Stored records
::::::::
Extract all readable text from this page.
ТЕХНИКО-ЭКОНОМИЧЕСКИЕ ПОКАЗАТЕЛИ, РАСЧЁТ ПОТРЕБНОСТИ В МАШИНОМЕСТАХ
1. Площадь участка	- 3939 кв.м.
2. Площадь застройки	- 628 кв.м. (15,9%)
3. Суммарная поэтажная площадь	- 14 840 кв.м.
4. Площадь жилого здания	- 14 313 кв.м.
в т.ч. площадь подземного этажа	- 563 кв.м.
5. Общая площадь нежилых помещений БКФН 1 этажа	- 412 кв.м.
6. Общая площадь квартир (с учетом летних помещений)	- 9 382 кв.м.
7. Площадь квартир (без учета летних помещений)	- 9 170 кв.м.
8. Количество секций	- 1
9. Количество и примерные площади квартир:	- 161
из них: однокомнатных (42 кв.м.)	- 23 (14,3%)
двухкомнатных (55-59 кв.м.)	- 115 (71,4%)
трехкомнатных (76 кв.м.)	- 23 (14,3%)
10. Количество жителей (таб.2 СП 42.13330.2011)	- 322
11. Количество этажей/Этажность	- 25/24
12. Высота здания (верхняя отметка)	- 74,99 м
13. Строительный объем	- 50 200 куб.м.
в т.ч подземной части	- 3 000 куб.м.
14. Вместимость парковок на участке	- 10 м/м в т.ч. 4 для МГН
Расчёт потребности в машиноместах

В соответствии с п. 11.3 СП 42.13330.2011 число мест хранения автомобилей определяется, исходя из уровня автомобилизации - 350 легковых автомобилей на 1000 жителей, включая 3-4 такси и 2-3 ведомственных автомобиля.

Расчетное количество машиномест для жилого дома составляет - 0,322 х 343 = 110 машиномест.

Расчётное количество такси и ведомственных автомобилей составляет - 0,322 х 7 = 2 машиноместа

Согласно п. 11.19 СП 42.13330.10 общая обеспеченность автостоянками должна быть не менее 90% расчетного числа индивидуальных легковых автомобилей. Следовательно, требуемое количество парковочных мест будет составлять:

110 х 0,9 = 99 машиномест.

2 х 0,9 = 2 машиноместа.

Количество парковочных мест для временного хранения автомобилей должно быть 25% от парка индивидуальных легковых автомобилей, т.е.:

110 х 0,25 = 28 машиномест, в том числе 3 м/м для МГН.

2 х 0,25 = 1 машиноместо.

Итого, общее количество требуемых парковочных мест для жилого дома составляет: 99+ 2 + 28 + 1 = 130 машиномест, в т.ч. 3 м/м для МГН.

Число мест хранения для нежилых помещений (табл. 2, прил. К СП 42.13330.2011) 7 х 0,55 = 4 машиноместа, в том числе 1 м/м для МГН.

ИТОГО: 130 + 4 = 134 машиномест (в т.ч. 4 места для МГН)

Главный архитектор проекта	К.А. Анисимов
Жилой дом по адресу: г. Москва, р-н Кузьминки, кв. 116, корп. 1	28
::::::::
Gather from the entries above all lines that include the string "жилого".

4. Площадь жилого здания	- 14 313 кв.м.
Расчетное количество машиномест для жилого дома составляет - 0,322 х 343 = 110 машиномест.
Итого, общее количество требуемых парковочных мест для жилого дома составляет: 99+ 2 + 28 + 1 = 130 машиномест, в т.ч. 3 м/м для МГН.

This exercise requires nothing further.